[Task details]:
Look through the data below and count each line where the word "Mileage" appears. Reply with the count alone.

[Data listing]:
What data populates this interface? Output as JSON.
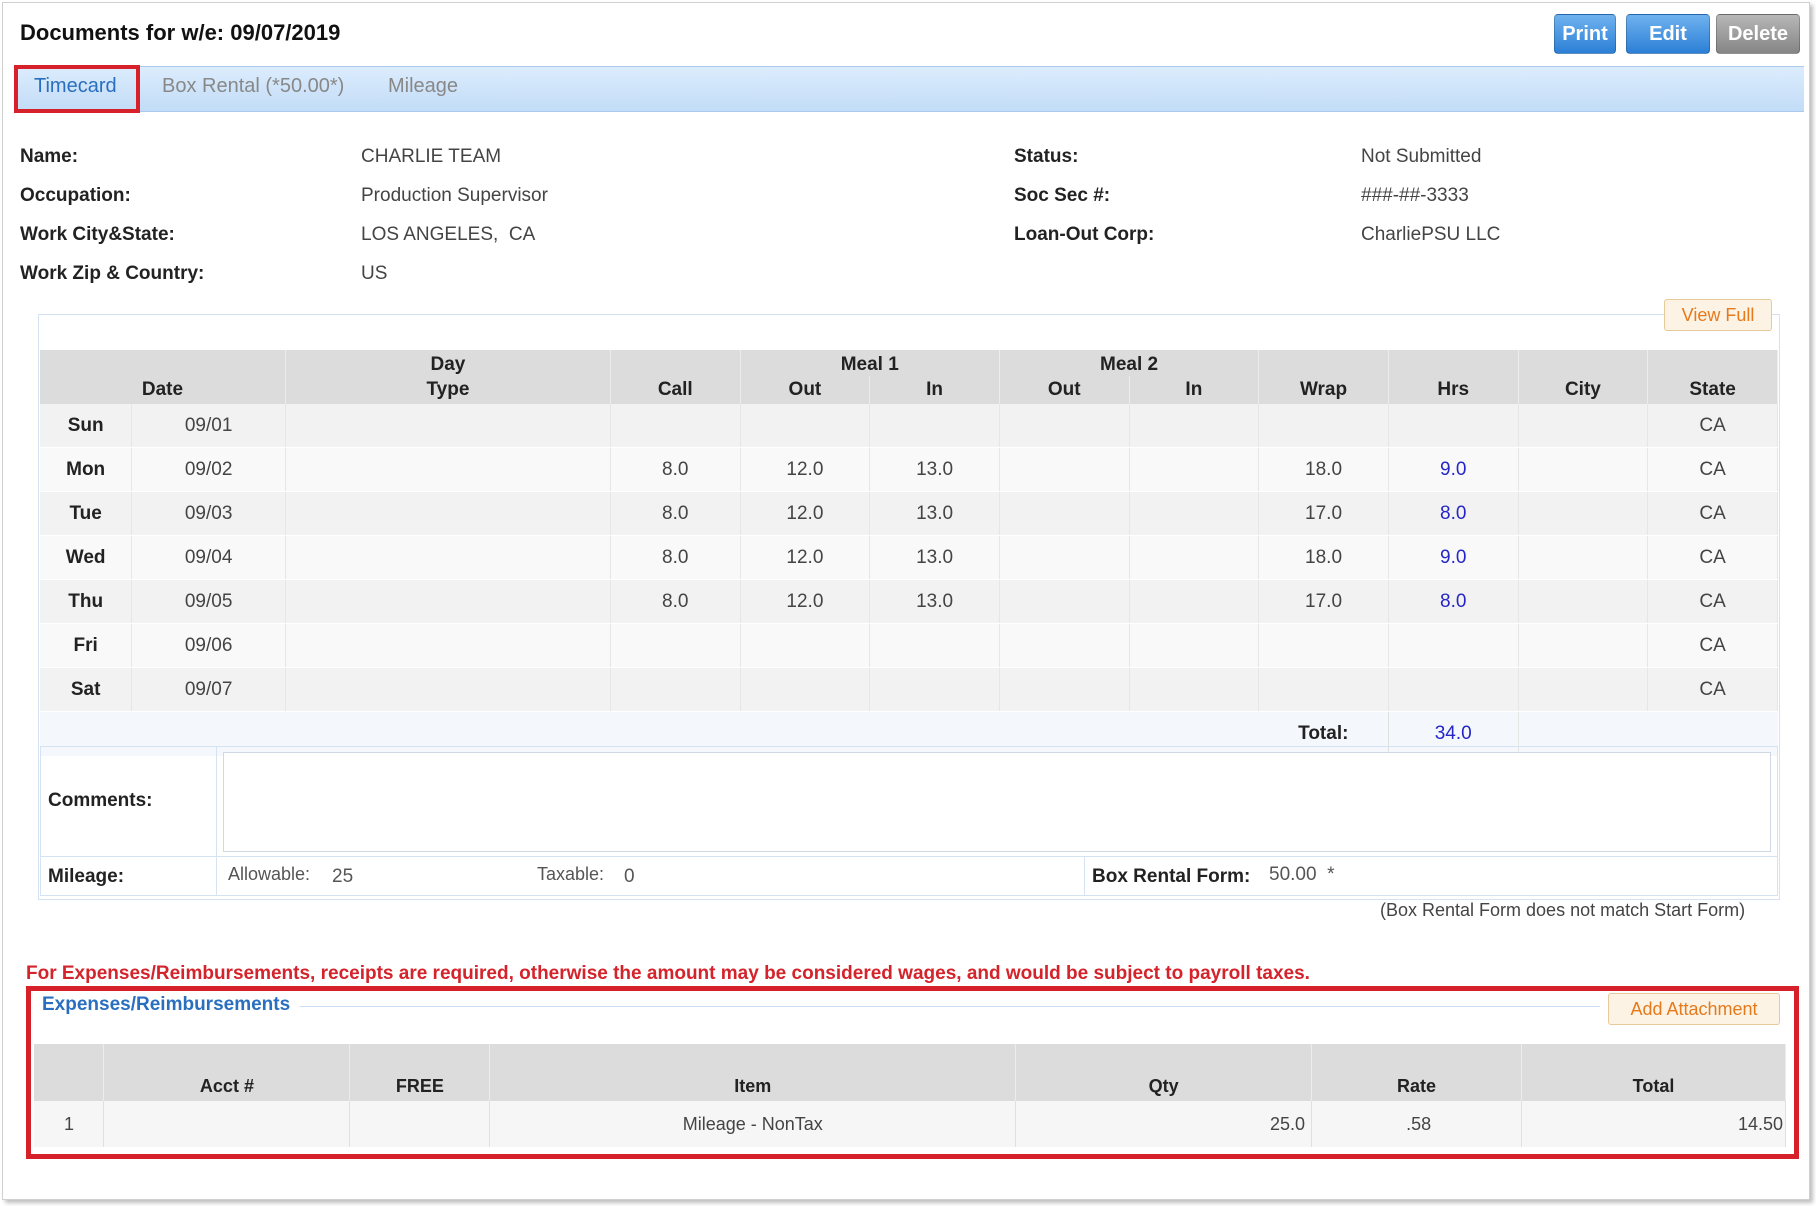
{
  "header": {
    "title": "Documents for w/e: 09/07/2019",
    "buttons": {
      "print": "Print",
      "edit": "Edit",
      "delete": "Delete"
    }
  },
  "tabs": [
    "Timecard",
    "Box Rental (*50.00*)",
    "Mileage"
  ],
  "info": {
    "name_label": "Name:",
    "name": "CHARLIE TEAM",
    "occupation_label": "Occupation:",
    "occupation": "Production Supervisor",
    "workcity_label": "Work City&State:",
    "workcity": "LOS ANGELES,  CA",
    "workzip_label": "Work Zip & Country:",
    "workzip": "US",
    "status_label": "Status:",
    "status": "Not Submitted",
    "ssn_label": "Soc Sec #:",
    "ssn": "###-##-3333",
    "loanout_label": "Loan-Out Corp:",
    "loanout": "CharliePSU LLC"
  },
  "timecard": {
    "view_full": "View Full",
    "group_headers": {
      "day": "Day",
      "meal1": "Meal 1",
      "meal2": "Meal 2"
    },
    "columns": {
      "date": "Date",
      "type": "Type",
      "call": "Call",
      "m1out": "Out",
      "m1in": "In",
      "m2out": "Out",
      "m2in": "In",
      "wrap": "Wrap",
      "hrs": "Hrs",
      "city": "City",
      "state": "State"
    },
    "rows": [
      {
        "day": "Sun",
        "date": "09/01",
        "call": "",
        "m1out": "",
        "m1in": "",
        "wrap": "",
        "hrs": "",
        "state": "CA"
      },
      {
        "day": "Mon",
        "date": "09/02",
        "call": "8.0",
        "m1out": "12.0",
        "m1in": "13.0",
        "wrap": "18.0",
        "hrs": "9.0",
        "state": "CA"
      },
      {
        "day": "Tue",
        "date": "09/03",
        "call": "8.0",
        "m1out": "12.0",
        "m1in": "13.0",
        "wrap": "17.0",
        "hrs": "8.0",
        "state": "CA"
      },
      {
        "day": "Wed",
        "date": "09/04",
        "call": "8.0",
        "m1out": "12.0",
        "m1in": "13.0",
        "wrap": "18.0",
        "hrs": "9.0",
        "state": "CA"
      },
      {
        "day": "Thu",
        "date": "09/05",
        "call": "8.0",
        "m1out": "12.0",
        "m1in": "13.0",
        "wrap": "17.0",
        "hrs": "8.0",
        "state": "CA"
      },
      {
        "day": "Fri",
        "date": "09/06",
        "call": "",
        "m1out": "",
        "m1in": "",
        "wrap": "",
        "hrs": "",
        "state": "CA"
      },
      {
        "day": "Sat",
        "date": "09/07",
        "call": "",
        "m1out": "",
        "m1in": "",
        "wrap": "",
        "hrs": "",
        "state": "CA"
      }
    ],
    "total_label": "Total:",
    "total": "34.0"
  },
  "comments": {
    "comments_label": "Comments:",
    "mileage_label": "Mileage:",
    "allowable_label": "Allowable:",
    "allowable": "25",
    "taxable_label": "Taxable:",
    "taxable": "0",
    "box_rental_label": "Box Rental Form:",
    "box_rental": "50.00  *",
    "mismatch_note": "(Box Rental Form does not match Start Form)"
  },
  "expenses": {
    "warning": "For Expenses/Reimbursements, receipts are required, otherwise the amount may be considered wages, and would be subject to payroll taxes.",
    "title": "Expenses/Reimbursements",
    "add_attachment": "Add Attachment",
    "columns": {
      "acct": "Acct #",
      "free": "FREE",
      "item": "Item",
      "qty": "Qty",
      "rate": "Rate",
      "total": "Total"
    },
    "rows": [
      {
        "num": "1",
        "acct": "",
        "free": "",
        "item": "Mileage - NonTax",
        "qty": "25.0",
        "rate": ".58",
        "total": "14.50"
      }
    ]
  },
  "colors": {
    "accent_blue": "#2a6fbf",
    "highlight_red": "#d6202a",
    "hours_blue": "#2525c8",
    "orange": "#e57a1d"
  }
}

[Solution]:
3